What is expected —
Could you copy the data character for character, from its first line up to and including the line with "table-cell: 0 [908,605,916,620]"?

:::::

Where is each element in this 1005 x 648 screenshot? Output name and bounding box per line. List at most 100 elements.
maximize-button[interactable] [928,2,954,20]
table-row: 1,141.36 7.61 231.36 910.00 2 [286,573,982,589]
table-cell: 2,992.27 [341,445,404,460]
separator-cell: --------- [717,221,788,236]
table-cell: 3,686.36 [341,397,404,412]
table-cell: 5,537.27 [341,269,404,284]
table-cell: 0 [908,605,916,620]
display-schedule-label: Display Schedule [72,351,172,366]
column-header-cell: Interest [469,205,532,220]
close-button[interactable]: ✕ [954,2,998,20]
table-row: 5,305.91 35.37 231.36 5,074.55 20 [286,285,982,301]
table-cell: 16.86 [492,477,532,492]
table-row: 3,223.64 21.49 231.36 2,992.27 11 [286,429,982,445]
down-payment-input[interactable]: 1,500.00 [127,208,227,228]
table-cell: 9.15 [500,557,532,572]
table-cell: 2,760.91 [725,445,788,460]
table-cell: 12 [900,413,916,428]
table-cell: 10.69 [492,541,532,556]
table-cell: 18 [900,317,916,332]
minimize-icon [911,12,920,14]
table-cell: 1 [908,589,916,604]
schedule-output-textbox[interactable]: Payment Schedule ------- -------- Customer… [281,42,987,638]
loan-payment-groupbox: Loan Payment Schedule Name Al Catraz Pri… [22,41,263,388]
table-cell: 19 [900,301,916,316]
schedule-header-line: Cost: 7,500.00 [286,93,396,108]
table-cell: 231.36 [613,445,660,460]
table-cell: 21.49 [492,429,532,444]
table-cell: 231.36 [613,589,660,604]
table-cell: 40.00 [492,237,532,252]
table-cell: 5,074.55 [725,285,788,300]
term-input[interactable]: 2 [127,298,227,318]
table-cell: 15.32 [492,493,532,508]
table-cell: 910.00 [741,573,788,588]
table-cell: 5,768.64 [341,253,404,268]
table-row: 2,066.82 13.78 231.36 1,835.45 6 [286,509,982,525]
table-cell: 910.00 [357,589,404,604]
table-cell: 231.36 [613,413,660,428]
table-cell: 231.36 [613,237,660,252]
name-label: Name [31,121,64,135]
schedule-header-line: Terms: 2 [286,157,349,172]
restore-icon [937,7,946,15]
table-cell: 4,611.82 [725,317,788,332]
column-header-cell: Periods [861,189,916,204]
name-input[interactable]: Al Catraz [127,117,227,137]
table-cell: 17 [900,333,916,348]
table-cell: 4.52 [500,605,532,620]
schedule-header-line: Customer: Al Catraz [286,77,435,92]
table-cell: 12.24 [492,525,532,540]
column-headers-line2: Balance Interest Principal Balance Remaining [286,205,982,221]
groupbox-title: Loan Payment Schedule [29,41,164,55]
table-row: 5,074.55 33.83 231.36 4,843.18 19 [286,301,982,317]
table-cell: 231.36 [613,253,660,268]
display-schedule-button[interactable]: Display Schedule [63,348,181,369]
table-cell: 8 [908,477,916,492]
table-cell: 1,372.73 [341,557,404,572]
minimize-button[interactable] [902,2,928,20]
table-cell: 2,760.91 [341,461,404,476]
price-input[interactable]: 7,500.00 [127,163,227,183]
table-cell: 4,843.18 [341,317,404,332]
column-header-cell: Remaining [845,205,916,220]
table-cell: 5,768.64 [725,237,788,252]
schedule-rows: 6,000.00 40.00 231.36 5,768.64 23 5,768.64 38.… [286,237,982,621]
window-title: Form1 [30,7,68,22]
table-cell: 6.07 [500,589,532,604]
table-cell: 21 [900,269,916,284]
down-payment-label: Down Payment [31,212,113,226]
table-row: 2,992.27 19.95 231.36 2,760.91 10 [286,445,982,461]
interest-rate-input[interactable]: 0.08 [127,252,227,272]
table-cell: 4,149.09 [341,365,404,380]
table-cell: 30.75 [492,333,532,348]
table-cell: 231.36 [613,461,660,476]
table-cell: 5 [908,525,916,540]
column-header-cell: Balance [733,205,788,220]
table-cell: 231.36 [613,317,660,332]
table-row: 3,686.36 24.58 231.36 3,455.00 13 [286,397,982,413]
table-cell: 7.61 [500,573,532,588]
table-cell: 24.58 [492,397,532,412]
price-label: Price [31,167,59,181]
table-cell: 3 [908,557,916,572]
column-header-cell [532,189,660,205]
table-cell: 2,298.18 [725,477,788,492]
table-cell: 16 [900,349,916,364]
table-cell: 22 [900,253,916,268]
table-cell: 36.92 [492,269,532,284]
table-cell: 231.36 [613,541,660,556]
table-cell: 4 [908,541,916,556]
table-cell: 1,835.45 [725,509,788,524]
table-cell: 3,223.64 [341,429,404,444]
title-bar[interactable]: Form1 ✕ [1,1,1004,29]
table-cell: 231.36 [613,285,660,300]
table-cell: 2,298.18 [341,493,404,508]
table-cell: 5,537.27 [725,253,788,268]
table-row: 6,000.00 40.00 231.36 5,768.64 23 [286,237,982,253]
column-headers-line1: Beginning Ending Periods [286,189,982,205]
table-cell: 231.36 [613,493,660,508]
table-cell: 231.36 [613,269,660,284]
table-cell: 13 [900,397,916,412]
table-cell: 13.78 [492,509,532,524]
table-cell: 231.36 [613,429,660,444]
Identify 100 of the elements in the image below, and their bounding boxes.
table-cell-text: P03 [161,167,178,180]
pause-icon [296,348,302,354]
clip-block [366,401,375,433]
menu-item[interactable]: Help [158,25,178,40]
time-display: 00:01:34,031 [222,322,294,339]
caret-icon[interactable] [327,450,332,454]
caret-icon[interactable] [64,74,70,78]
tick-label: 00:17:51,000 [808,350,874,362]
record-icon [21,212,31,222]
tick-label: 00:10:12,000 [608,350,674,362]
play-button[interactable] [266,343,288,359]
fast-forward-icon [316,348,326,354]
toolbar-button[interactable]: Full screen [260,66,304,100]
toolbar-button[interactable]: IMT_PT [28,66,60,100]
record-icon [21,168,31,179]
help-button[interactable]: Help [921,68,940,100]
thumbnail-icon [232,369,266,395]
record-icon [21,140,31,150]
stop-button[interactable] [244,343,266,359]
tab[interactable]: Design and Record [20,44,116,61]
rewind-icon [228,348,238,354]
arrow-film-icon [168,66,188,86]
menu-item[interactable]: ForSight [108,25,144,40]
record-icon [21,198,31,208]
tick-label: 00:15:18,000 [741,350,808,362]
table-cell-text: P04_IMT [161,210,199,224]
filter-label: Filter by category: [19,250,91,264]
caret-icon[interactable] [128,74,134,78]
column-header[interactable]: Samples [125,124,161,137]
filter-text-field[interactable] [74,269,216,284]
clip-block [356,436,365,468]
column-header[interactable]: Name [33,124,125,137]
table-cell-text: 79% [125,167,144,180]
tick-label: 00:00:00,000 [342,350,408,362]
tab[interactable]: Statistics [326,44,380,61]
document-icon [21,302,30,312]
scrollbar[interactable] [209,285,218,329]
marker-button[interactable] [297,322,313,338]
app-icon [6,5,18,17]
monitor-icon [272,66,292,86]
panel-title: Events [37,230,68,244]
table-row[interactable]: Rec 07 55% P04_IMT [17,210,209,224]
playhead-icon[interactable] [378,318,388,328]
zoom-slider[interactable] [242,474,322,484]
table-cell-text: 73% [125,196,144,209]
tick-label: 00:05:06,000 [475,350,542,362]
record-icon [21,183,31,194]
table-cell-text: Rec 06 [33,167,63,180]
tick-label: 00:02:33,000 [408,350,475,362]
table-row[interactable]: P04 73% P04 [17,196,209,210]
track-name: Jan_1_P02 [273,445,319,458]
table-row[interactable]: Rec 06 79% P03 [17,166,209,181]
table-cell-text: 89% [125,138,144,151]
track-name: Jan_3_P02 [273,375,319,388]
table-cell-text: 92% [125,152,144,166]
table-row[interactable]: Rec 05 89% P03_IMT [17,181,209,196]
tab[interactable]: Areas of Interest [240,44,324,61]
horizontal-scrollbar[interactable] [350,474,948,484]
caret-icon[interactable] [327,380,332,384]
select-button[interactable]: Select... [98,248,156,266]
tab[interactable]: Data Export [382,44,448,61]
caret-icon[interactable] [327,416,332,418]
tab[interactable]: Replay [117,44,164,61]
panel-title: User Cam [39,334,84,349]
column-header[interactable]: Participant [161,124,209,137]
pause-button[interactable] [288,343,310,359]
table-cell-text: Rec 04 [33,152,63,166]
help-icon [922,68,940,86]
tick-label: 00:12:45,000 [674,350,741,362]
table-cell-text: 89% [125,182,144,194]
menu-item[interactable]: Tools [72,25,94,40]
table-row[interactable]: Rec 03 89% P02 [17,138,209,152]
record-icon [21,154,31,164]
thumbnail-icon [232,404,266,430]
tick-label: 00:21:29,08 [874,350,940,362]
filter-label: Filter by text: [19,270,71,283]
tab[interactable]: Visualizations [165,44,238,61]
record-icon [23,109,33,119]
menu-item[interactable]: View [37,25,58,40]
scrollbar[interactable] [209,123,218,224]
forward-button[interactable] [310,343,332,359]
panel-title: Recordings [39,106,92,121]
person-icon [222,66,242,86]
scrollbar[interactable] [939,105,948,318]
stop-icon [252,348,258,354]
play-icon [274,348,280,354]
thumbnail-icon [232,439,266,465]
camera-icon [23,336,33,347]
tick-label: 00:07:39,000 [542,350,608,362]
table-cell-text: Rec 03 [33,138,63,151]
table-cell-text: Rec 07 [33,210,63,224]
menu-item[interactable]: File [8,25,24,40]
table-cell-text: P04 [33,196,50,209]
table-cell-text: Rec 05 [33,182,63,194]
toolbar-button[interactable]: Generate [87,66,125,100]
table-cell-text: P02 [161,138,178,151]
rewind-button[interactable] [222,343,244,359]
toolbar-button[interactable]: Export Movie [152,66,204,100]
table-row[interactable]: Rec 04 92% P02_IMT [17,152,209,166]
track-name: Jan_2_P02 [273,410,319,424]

:::::

Full solution —
Where is each element in this 1005 x 648 screenshot? Output name and bounding box per line. List at most 100 elements.
maximize-button[interactable] [928,2,954,20]
table-row: 1,141.36 7.61 231.36 910.00 2 [286,573,982,589]
table-cell: 2,992.27 [341,445,404,460]
separator-cell: --------- [717,221,788,236]
table-cell: 3,686.36 [341,397,404,412]
table-cell: 5,537.27 [341,269,404,284]
table-cell: 0 [908,605,916,620]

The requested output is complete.